本文抜粋:
════════════════
あまりに見慣れて、あまりにそのことばが使いまわされていて、正直、この福沢諭吉というひとをどこか敬遠していた。だが実際手に取り彼の淀みない流れるような口授に、改めて、このような先人のことばに触れられる喜びを感じた。自伝と銘打っているが、この作品は福沢諭吉というひとの精神が自ら自身を語ったものと言っていい。池田某のことばと同じ匂いがする。エッセーのような、物語のような。
ほんとうに福沢諭吉というひとは、正直に善く生きるということをやってのけた大人物であると思う。等身大で生き続けられたというそのことが、驚くべき事実だ。いわゆる日本という国が大きくその価値転換を示されたときに、自分のしたいことだけをして、静かに、だが確実にその種を蒔きつつも、うまくやり過ごす。小林秀雄に言わせれば、「変人」ということばが最もふさわしい。
まるでこのひと平等主義者のように扱われているが、平等主義などといえば笑って「そんな大層なものではござりません」と言っただろう。男女平等、何をそんなこと今さら。もし今に生きていたら、平等平等と法律などに躍起になるひとをけらけらと笑って酒でも飲んでたでしょう。
平等なんてものは最初からそうなっているのだ。すべてはことばだ。善いものは善いし、悪いものは悪い。ただこれだけだ。善いと悪いの区別がつくという時点で平等ではない。だが、この自分という存在からすべてが始まっている。これ以上当たり前なことはどこにもない。そして、これはすべてのひとにあてはまる。自分でなく生きているひとなどいない。これが平等だ。金のためにも国のためにも、子供のためにも、家族のためにも生きられる人間なんぞいない。だが、どういうわけか自分というものが生まれて、自分というものを生きるより他ない。これが独立だ。だから自分が嫌だと思うことはしない。なぜ自分が金をひとからくすねたりごまかしたりしてまで生きねばならないのか。そうまでして金をためる必要はない。要るときはその他で使わなければいい。
彼が鎖国や門閥制を毛嫌いしたのは、理にかなっていないからだ。善いということは生まれた家や将軍や天皇のことではない。そういうものとは関係なく在るものだから。そうであるなら、なぜ、善いものをひとは求めないのか。生れた家で決まるのか。これが彼にとっては我慢ならないことだったから彼は飛び出したのである。彼にとっては王政維新とかどうでもいいのである。そんなものでひとの本質の何が変わるというのだ。だから政府に関与しないのである。
国がなんだ。俺は自分ができることだけをする。俺のしたいことは誰にの邪魔にならないはずだ。俺は静かに考えるだけだから。俺から学びたいならいつだって来るがいい。俺はそんなこと惜しまない。だが、考えるのは学びに来る君だ。
════════════════
バウンディングボックスのエントリ:
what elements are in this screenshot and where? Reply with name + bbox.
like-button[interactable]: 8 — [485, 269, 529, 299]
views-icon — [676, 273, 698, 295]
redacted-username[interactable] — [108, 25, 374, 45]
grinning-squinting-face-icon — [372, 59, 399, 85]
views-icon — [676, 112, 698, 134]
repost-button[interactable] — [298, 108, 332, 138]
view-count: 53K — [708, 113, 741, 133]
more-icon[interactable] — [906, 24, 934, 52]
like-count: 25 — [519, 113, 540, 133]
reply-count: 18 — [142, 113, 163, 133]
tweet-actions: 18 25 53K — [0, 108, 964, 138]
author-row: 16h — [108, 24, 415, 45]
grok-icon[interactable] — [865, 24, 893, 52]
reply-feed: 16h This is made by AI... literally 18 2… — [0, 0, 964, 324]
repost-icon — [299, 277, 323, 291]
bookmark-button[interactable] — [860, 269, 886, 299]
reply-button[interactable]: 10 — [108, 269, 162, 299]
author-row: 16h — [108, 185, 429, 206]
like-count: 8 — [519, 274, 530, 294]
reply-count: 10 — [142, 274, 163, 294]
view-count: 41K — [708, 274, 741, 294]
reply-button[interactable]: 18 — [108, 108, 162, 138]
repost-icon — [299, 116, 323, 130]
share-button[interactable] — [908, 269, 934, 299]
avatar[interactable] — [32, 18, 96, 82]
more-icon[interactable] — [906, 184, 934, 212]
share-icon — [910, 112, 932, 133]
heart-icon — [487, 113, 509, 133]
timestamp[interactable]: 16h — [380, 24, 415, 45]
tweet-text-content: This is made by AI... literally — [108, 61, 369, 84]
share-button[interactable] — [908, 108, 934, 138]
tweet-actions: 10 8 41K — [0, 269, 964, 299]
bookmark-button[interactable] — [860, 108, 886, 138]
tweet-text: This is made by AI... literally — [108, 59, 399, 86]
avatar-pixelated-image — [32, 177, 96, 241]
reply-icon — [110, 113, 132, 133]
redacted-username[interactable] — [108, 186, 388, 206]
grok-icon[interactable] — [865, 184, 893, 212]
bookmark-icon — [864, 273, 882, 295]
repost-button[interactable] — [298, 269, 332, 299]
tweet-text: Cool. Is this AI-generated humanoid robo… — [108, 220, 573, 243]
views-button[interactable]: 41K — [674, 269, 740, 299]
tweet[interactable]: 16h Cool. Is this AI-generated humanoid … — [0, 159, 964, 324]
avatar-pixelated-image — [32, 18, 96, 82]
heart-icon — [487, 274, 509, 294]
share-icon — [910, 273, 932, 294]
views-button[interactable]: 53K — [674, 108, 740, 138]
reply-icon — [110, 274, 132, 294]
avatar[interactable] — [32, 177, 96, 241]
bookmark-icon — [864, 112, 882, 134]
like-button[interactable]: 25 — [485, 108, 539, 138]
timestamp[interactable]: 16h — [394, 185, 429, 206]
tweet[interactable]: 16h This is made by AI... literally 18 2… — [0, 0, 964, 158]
════════════════
練習課題:
- a) 福沢諭吉の自伝を論じた文章について、次の問いに答えてください。
(i) 小林秀雄に言わせれば、福沢諭吉に最もふさわしいことばは何だと書かれていますか。
(ii) 福沢諭吉が理にかなっていないとして毛嫌いしたものは何ですか。
(iii) この作品は誰のことばと同じ匂いがすると述べられていますか。
- b) 福沢諭吉の自伝を論じた文章を、最後の一文の後から同じ調子で書き継いでください。

課題の解答:
- a)
(i) 「変人」
(ii) 鎖国や門閥制
(iii) 池田某

- b)
彼はひとは社会の虫でその習慣の粘り強さを良く知っている。その習慣を変えるのは容易なことではないのも自身でよく体験した。その習慣を改めるには社会の大きな変化が必要だと彼は言った。独立心を説く彼が、社会というものに習慣を依存させてしまっているように思える。だが、これは違う。社会のせいなどには彼は決してしていない。彼にとっての社会とは、この自分自身という存在に他ならない。自分が習慣を改めようと思わなければまるで意味がないと彼は知っている。ではなぜ習慣を改めようと思わないか。ひとつにその習慣が善いものだと思っているから。もうひとつがそれが習慣であるということにさえ気づいていないから。そのため、彼は有形において数と理を求めたのである。そして、その数と理を学ぶためにはことばとしての英語が必須であったのだ。英語が主流であることは実際事実なので、そこで彼はしょうがなくオランダ語を捨てて英語を学んだのだ。英語が大事なのではない。英語はただの手段でしかない。日本語や中国語で同じことができれば、おそらく英語をわざわざやる必要なしと彼なら言っただろう。
彼のことを考えていると、この福沢諭吉というひととソクラテスというひとを無性に対談させてみたくなる。

ソクラテス まったく君はずいぶんうまいこと生きたもんだね。見上げたもんだよ。
福沢 それを言ったらあなたの方がよっぽど話題の尽きない人生だったでしょうに。
ソクラテス 僕の方は裁判なんて厄介な制度が習慣としてあったからね。
福沢 習慣ってのはほんと、恐ろしいものですね。
ソクラテス まったくだ。あれほど恐ろしく不思議なものはない。
福沢 僕なんてもう面倒くさくてどうにでもなれ! って投げ出しましたもん。
ソクラテス 君の自伝でもあったね。学校つくれとか、官僚になれとか、いろいろ。
福沢 あんなもので人間ころって変わったらそれこそ、あなたに申し訳ないですよ。
ソクラテス どうも人間そう変わっていないようだね。世界というのは自分のこと以外のなんだというのだ。
福沢 独立というのが何よりも必要だというのに。有形、実践、世に役立つ、なんていうものがいかに浅薄なことか。
ソクラテス あれが僕にはわからない。一体何が何に役立つことなのか。何を何に実践するのか。
福沢 そんなに知りたきゃちゃんと学問でもしてみろ!って言ってやりましたよ。
ソクラテス 君のそういうところが役得なところだねぇ

ふたりで酒を飲みながらそんなこと言っているような気がしてならない。
体調の問題か、彼が自伝で終わりの章はかなり足早に書かれている。書ききらなかった日清日露戦争、大正昭和聞いてみたかった。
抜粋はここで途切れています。